# Start of Provided records
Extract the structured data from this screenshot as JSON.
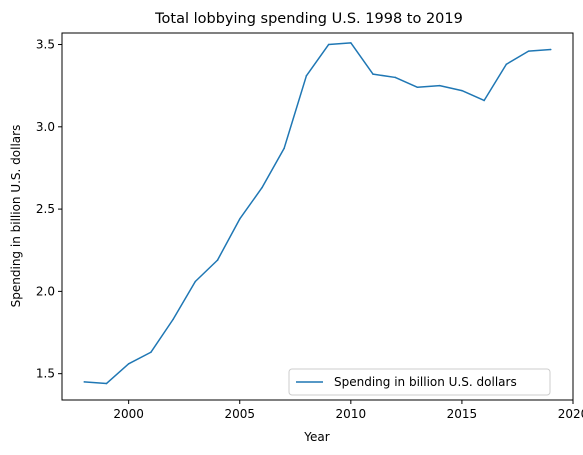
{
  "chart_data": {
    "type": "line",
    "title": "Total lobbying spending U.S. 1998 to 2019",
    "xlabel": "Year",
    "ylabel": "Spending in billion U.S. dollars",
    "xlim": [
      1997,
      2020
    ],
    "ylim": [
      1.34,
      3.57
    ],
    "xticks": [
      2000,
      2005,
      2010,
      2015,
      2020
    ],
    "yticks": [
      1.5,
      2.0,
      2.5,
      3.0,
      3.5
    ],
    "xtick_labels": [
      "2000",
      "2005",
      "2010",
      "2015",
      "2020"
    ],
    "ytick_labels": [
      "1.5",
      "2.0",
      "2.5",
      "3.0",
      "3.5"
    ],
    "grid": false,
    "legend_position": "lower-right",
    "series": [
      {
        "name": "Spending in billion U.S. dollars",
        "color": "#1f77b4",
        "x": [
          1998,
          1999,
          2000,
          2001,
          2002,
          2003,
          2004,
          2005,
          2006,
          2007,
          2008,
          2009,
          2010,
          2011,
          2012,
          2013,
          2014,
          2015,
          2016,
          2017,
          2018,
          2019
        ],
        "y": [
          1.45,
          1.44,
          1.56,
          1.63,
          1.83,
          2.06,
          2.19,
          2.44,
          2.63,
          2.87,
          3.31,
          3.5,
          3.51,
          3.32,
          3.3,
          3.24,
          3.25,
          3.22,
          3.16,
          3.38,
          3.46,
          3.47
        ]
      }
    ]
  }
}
# End of Provided records
(Given request):
Wherever "billion" shows up in a line, copy that line.

(Complete response):
    "ylabel": "Spending in billion U.S. dollars",
        "name": "Spending in billion U.S. dollars",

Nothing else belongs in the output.